Reproduce each line exactly.

● **MATERIAL**

=====

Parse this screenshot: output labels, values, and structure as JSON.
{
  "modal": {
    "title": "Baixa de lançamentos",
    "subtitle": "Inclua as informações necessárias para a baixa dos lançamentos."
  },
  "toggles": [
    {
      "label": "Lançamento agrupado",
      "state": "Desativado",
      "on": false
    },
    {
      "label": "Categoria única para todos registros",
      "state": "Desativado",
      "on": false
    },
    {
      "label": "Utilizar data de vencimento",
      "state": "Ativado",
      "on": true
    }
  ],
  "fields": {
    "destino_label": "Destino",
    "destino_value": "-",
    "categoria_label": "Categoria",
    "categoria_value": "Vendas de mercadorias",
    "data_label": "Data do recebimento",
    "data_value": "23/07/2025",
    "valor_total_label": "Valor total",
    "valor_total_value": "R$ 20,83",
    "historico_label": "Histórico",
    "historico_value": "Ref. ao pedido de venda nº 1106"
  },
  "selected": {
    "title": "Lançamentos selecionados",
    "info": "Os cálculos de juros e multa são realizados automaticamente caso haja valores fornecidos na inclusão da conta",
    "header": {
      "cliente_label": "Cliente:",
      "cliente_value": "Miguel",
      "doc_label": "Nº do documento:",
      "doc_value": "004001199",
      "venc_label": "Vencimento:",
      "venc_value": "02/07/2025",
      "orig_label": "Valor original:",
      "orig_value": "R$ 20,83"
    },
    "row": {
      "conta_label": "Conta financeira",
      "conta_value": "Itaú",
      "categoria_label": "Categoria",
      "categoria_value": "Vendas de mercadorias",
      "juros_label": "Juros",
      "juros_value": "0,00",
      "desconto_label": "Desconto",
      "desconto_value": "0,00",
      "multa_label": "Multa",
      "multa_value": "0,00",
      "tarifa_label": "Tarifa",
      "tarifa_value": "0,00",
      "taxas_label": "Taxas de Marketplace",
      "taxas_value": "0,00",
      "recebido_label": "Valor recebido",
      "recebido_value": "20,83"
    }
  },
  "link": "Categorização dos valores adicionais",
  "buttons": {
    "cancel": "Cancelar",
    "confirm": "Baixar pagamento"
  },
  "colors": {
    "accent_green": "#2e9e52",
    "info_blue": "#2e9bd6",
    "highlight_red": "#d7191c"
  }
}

=====

● **SOLUTION FOR THIS TASK**
Parse this screenshot: output labels, values, and structure as JSON.
{
  "modal": {
    "title": "Baixa de lançamentos",
    "subtitle": "Inclua as informações necessárias para a baixa dos lançamentos."
  },
  "toggles": [
    {
      "label": "Lançamento agrupado",
      "state": "Desativado",
      "on": false
    },
    {
      "label": "Categoria única para todos registros",
      "state": "Desativado",
      "on": false
    },
    {
      "label": "Utilizar data de vencimento",
      "state": "Ativado",
      "on": true
    }
  ],
  "fields": {
    "destino_label": "Destino",
    "destino_value": "-",
    "categoria_label": "Categoria",
    "categoria_value": "Vendas de mercadorias",
    "data_label": "Data do recebimento",
    "data_value": "23/07/2025",
    "valor_total_label": "Valor total",
    "valor_total_value": "R$ 20,83",
    "historico_label": "Histórico",
    "historico_value": "Ref. ao pedido de venda nº 1106"
  },
  "selected": {
    "title": "Lançamentos selecionados",
    "info": "Os cálculos de juros e multa são realizados automaticamente caso haja valores fornecidos na inclusão da conta",
    "header": {
      "cliente_label": "Cliente:",
      "cliente_value": "Miguel",
      "doc_label": "Nº do documento:",
      "doc_value": "004001199",
      "venc_label": "Vencimento:",
      "venc_value": "02/07/2025",
      "orig_label": "Valor original:",
      "orig_value": "R$ 20,83"
    },
    "row": {
      "conta_label": "Conta financeira",
      "conta_value": "Itaú",
      "categoria_label": "Categoria",
      "categoria_value": "Vendas de mercadorias",
      "juros_label": "Juros",
      "juros_value": "0,00",
      "desconto_label": "Desconto",
      "desconto_value": "0,00",
      "multa_label": "Multa",
      "multa_value": "0,00",
      "tarifa_label": "Tarifa",
      "tarifa_value": "0,00",
      "taxas_label": "Taxas de Marketplace",
      "taxas_value": "0,00",
      "recebido_label": "Valor recebido",
      "recebido_value": "20,83"
    }
  },
  "link": "Categorização dos valores adicionais",
  "buttons": {
    "cancel": "Cancelar",
    "confirm": "Baixar pagamento"
  },
  "colors": {
    "accent_green": "#2e9e52",
    "info_blue": "#2e9bd6",
    "highlight_red": "#d7191c"
  }
}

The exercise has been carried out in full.